What is expected: Print every record below exactly as written.

Exercise data:
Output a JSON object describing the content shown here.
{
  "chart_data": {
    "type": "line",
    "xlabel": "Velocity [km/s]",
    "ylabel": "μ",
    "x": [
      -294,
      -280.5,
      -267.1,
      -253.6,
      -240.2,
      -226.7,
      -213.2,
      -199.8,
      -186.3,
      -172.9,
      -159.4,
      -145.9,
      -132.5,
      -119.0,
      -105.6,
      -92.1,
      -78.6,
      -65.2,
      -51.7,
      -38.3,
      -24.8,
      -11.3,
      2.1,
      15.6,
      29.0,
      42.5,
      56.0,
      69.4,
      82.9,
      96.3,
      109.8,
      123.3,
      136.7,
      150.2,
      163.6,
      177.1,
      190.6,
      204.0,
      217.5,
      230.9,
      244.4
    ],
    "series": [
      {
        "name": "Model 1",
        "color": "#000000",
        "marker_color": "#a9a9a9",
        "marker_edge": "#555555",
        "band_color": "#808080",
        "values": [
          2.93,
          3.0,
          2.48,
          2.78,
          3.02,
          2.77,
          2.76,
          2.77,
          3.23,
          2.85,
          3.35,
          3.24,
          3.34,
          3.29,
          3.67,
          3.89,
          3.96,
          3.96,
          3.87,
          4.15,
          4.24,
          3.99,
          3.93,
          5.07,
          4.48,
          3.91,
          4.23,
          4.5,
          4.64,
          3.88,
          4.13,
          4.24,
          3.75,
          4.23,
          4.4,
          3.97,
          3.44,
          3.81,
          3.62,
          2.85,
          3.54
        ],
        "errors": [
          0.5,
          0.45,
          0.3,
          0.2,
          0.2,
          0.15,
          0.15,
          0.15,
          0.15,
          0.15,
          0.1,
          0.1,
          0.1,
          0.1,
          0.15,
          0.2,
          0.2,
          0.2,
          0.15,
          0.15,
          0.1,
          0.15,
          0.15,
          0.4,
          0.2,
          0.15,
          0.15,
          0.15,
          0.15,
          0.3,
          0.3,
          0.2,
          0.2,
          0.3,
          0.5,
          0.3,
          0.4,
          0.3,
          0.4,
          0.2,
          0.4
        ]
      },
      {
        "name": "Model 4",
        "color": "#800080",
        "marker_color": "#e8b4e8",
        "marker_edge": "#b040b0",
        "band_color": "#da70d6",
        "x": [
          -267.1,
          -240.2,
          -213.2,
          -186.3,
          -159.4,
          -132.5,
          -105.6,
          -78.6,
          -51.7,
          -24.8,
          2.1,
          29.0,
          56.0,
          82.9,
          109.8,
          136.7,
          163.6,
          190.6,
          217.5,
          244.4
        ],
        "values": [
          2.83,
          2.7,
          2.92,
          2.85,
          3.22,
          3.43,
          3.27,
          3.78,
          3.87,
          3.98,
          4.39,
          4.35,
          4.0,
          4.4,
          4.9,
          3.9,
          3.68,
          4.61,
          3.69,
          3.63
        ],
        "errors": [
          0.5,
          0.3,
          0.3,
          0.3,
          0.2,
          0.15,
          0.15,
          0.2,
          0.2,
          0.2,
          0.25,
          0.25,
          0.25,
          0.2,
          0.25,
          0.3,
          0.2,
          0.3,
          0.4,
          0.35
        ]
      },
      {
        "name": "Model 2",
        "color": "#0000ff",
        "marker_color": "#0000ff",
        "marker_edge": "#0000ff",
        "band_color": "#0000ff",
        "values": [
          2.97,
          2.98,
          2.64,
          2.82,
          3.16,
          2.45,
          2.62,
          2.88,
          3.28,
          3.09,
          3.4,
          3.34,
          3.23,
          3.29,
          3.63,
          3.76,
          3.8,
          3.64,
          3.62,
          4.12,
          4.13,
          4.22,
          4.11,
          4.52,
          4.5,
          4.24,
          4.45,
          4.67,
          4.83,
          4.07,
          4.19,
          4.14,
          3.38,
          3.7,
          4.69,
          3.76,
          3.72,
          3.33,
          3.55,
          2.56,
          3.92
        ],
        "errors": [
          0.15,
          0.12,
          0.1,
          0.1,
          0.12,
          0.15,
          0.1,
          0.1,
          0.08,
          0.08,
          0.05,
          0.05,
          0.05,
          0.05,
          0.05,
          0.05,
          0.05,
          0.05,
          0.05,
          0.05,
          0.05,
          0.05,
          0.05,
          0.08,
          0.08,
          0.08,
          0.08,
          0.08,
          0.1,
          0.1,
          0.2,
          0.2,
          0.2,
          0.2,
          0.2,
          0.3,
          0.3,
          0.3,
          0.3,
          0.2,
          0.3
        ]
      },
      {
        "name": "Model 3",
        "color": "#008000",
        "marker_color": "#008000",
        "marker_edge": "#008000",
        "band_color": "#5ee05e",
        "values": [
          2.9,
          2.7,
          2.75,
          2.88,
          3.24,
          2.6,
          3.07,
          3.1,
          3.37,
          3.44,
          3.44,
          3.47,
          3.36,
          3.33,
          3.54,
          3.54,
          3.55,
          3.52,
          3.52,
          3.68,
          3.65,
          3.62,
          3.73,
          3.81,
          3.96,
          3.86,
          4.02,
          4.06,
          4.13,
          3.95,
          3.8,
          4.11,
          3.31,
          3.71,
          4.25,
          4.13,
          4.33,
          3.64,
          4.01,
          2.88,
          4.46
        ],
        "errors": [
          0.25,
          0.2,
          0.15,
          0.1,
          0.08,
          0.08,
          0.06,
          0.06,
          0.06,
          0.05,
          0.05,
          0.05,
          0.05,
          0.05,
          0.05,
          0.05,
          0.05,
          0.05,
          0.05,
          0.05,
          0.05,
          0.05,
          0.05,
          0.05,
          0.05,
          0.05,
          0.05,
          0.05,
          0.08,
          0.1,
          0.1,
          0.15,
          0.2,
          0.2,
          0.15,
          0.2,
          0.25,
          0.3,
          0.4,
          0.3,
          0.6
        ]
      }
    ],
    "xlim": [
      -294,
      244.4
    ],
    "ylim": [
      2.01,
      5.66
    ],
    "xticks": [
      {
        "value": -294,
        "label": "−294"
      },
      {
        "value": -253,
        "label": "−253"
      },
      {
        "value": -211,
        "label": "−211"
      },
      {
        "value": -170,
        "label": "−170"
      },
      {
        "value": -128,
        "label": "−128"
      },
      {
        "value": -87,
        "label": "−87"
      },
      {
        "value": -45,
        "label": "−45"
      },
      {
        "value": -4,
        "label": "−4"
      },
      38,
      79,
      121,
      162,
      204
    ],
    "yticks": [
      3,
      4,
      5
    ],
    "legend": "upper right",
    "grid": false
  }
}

Reply to the exercise:
Output a JSON object describing the content shown here.
{
  "chart_data": {
    "type": "line",
    "xlabel": "Velocity [km/s]",
    "ylabel": "μ",
    "x": [
      -294,
      -280.5,
      -267.1,
      -253.6,
      -240.2,
      -226.7,
      -213.2,
      -199.8,
      -186.3,
      -172.9,
      -159.4,
      -145.9,
      -132.5,
      -119.0,
      -105.6,
      -92.1,
      -78.6,
      -65.2,
      -51.7,
      -38.3,
      -24.8,
      -11.3,
      2.1,
      15.6,
      29.0,
      42.5,
      56.0,
      69.4,
      82.9,
      96.3,
      109.8,
      123.3,
      136.7,
      150.2,
      163.6,
      177.1,
      190.6,
      204.0,
      217.5,
      230.9,
      244.4
    ],
    "series": [
      {
        "name": "Model 1",
        "color": "#000000",
        "marker_color": "#a9a9a9",
        "marker_edge": "#555555",
        "band_color": "#808080",
        "values": [
          2.93,
          3.0,
          2.48,
          2.78,
          3.02,
          2.77,
          2.76,
          2.77,
          3.23,
          2.85,
          3.35,
          3.24,
          3.34,
          3.29,
          3.67,
          3.89,
          3.96,
          3.96,
          3.87,
          4.15,
          4.24,
          3.99,
          3.93,
          5.07,
          4.48,
          3.91,
          4.23,
          4.5,
          4.64,
          3.88,
          4.13,
          4.24,
          3.75,
          4.23,
          4.4,
          3.97,
          3.44,
          3.81,
          3.62,
          2.85,
          3.54
        ],
        "errors": [
          0.5,
          0.45,
          0.3,
          0.2,
          0.2,
          0.15,
          0.15,
          0.15,
          0.15,
          0.15,
          0.1,
          0.1,
          0.1,
          0.1,
          0.15,
          0.2,
          0.2,
          0.2,
          0.15,
          0.15,
          0.1,
          0.15,
          0.15,
          0.4,
          0.2,
          0.15,
          0.15,
          0.15,
          0.15,
          0.3,
          0.3,
          0.2,
          0.2,
          0.3,
          0.5,
          0.3,
          0.4,
          0.3,
          0.4,
          0.2,
          0.4
        ]
      },
      {
        "name": "Model 4",
        "color": "#800080",
        "marker_color": "#e8b4e8",
        "marker_edge": "#b040b0",
        "band_color": "#da70d6",
        "x": [
          -267.1,
          -240.2,
          -213.2,
          -186.3,
          -159.4,
          -132.5,
          -105.6,
          -78.6,
          -51.7,
          -24.8,
          2.1,
          29.0,
          56.0,
          82.9,
          109.8,
          136.7,
          163.6,
          190.6,
          217.5,
          244.4
        ],
        "values": [
          2.83,
          2.7,
          2.92,
          2.85,
          3.22,
          3.43,
          3.27,
          3.78,
          3.87,
          3.98,
          4.39,
          4.35,
          4.0,
          4.4,
          4.9,
          3.9,
          3.68,
          4.61,
          3.69,
          3.63
        ],
        "errors": [
          0.5,
          0.3,
          0.3,
          0.3,
          0.2,
          0.15,
          0.15,
          0.2,
          0.2,
          0.2,
          0.25,
          0.25,
          0.25,
          0.2,
          0.25,
          0.3,
          0.2,
          0.3,
          0.4,
          0.35
        ]
      },
      {
        "name": "Model 2",
        "color": "#0000ff",
        "marker_color": "#0000ff",
        "marker_edge": "#0000ff",
        "band_color": "#0000ff",
        "values": [
          2.97,
          2.98,
          2.64,
          2.82,
          3.16,
          2.45,
          2.62,
          2.88,
          3.28,
          3.09,
          3.4,
          3.34,
          3.23,
          3.29,
          3.63,
          3.76,
          3.8,
          3.64,
          3.62,
          4.12,
          4.13,
          4.22,
          4.11,
          4.52,
          4.5,
          4.24,
          4.45,
          4.67,
          4.83,
          4.07,
          4.19,
          4.14,
          3.38,
          3.7,
          4.69,
          3.76,
          3.72,
          3.33,
          3.55,
          2.56,
          3.92
        ],
        "errors": [
          0.15,
          0.12,
          0.1,
          0.1,
          0.12,
          0.15,
          0.1,
          0.1,
          0.08,
          0.08,
          0.05,
          0.05,
          0.05,
          0.05,
          0.05,
          0.05,
          0.05,
          0.05,
          0.05,
          0.05,
          0.05,
          0.05,
          0.05,
          0.08,
          0.08,
          0.08,
          0.08,
          0.08,
          0.1,
          0.1,
          0.2,
          0.2,
          0.2,
          0.2,
          0.2,
          0.3,
          0.3,
          0.3,
          0.3,
          0.2,
          0.3
        ]
      },
      {
        "name": "Model 3",
        "color": "#008000",
        "marker_color": "#008000",
        "marker_edge": "#008000",
        "band_color": "#5ee05e",
        "values": [
          2.9,
          2.7,
          2.75,
          2.88,
          3.24,
          2.6,
          3.07,
          3.1,
          3.37,
          3.44,
          3.44,
          3.47,
          3.36,
          3.33,
          3.54,
          3.54,
          3.55,
          3.52,
          3.52,
          3.68,
          3.65,
          3.62,
          3.73,
          3.81,
          3.96,
          3.86,
          4.02,
          4.06,
          4.13,
          3.95,
          3.8,
          4.11,
          3.31,
          3.71,
          4.25,
          4.13,
          4.33,
          3.64,
          4.01,
          2.88,
          4.46
        ],
        "errors": [
          0.25,
          0.2,
          0.15,
          0.1,
          0.08,
          0.08,
          0.06,
          0.06,
          0.06,
          0.05,
          0.05,
          0.05,
          0.05,
          0.05,
          0.05,
          0.05,
          0.05,
          0.05,
          0.05,
          0.05,
          0.05,
          0.05,
          0.05,
          0.05,
          0.05,
          0.05,
          0.05,
          0.05,
          0.08,
          0.1,
          0.1,
          0.15,
          0.2,
          0.2,
          0.15,
          0.2,
          0.25,
          0.3,
          0.4,
          0.3,
          0.6
        ]
      }
    ],
    "xlim": [
      -294,
      244.4
    ],
    "ylim": [
      2.01,
      5.66
    ],
    "xticks": [
      {
        "value": -294,
        "label": "−294"
      },
      {
        "value": -253,
        "label": "−253"
      },
      {
        "value": -211,
        "label": "−211"
      },
      {
        "value": -170,
        "label": "−170"
      },
      {
        "value": -128,
        "label": "−128"
      },
      {
        "value": -87,
        "label": "−87"
      },
      {
        "value": -45,
        "label": "−45"
      },
      {
        "value": -4,
        "label": "−4"
      },
      38,
      79,
      121,
      162,
      204
    ],
    "yticks": [
      3,
      4,
      5
    ],
    "legend": "upper right",
    "grid": false
  }
}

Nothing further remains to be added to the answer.